● **Written exercise**
Without the pictures, can you quote each line below exactly?
-- START Exercise materials --
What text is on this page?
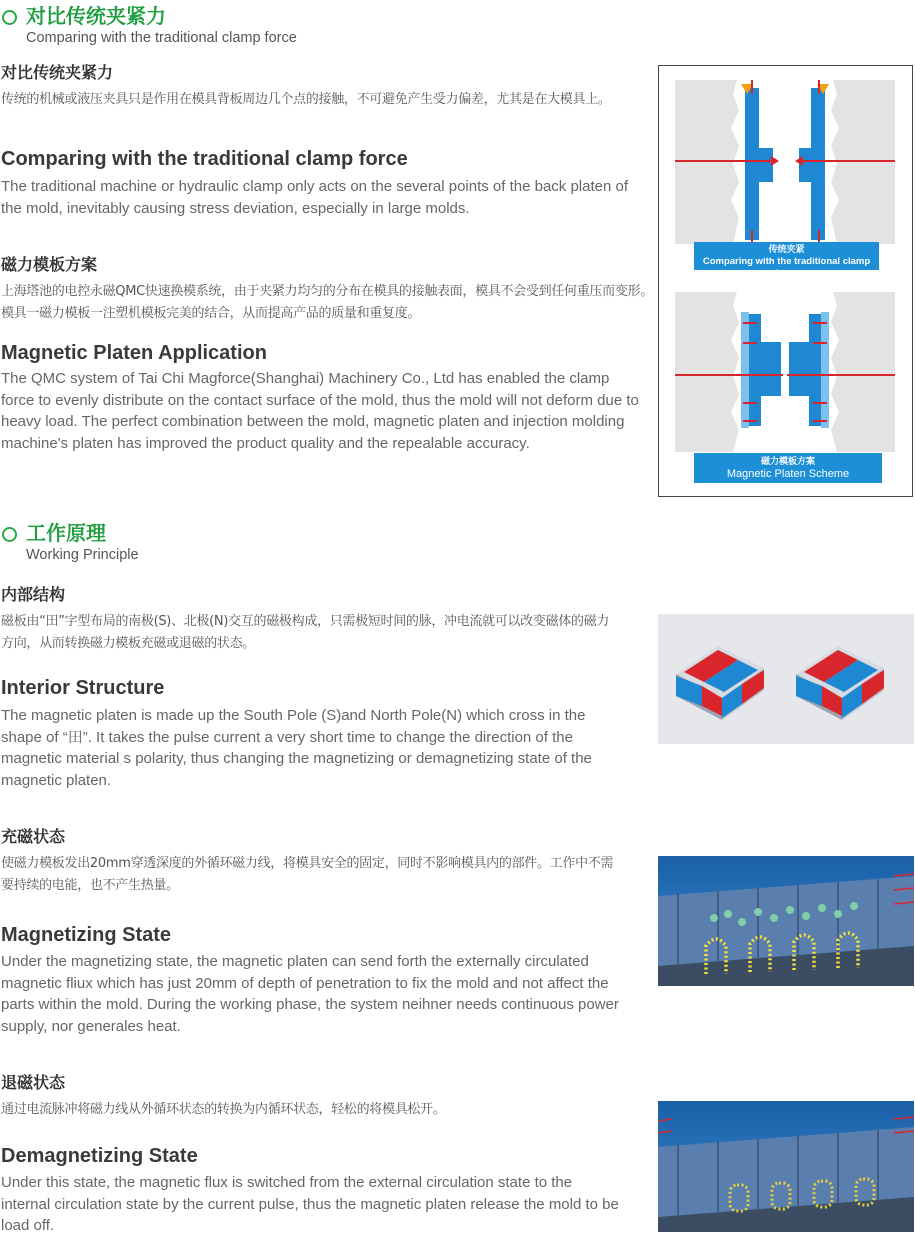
对比传统夹紧力
Comparing with the traditional clamp force
对比传统夹紧力
传统的机械或液压夹具只是作用在模具背板周边几个点的接触，不可避免产生受力偏差，尤其是在大模具上。
Comparing with the traditional clamp force
The traditional machine or hydraulic clamp only acts on the several points of the back platen of the mold, inevitably causing stress deviation, especially in large molds.
磁力模板方案
上海塔池的电控永磁QMC快速换模系统，由于夹紧力均匀的分布在模具的接触表面，模具不会受到任何重压而变形。模具一磁力模板一注塑机模板完美的结合，从而提高产品的质量和重复度。
Magnetic Platen Application
The QMC system of Tai Chi Magforce(Shanghai) Machinery Co., Ltd has enabled the clamp force to evenly distribute on the contact surface of the mold, thus the mold will not deform due to heavy load. The perfect combination between the mold, magnetic platen and injection molding machine's platen has improved the product quality and the repealable accuracy.
传统夹紧
Comparing with the traditional clamp force
磁力模板方案
Magnetic Platen Scheme
工作原理
Working Principle
内部结构
磁板由“田”字型布局的南极(S)、北极(N)交互的磁极构成，只需极短时间的脉，冲电流就可以改变磁体的磁力方向，从而转换磁力模板充磁或退磁的状态。
Interior Structure
The magnetic platen is made up the South Pole (S)and North Pole(N) which cross in the shape of “田”. It takes the pulse current a very short time to change the direction of the magnetic material s polarity, thus changing the magnetizing or demagnetizing state of the magnetic platen.
充磁状态
使磁力模板发出20mm穿透深度的外循环磁力线，将模具安全的固定，同时不影响模具内的部件。工作中不需要持续的电能，也不产生热量。
Magnetizing State
Under the magnetizing state, the magnetic platen can send forth the externally circulated magnetic fliux which has just 20mm of depth of penetration to fix the mold and not affect the parts within the mold. During the working phase, the system neihner needs continuous power supply, nor generales heat.
退磁状态
通过电流脉冲将磁力线从外循环状态的转换为内循环状态，轻松的将模具松开。
Demagnetizing State
Under this state, the magnetic flux is switched from the external circulation state to the internal circulation state by the current pulse, thus the magnetic platen release the mold to be load off.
-- END Exercise materials --
● **Output**
What text is on this page?
对比传统夹紧力
Comparing with the traditional clamp force
对比传统夹紧力
传统的机械或液压夹具只是作用在模具背板周边几个点的接触，不可避免产生受力偏差，尤其是在大模具上。
Comparing with the traditional clamp force
The traditional machine or hydraulic clamp only acts on the several points of the back platen of the mold, inevitably causing stress deviation, especially in large molds.
磁力模板方案
上海塔池的电控永磁QMC快速换模系统，由于夹紧力均匀的分布在模具的接触表面，模具不会受到任何重压而变形。模具一磁力模板一注塑机模板完美的结合，从而提高产品的质量和重复度。
Magnetic Platen Application
The QMC system of Tai Chi Magforce(Shanghai) Machinery Co., Ltd has enabled the clamp force to evenly distribute on the contact surface of the mold, thus the mold will not deform due to heavy load. The perfect combination between the mold, magnetic platen and injection molding machine's platen has improved the product quality and the repealable accuracy.
传统夹紧
Comparing with the traditional clamp force
磁力模板方案
Magnetic Platen Scheme
工作原理
Working Principle
内部结构
磁板由“田”字型布局的南极(S)、北极(N)交互的磁极构成，只需极短时间的脉，冲电流就可以改变磁体的磁力方向，从而转换磁力模板充磁或退磁的状态。
Interior Structure
The magnetic platen is made up the South Pole (S)and North Pole(N) which cross in the shape of “田”. It takes the pulse current a very short time to change the direction of the magnetic material s polarity, thus changing the magnetizing or demagnetizing state of the magnetic platen.
充磁状态
使磁力模板发出20mm穿透深度的外循环磁力线，将模具安全的固定，同时不影响模具内的部件。工作中不需要持续的电能，也不产生热量。
Magnetizing State
Under the magnetizing state, the magnetic platen can send forth the externally circulated magnetic fliux which has just 20mm of depth of penetration to fix the mold and not affect the parts within the mold. During the working phase, the system neihner needs continuous power supply, nor generales heat.
退磁状态
通过电流脉冲将磁力线从外循环状态的转换为内循环状态，轻松的将模具松开。
Demagnetizing State
Under this state, the magnetic flux is switched from the external circulation state to the internal circulation state by the current pulse, thus the magnetic platen release the mold to be load off.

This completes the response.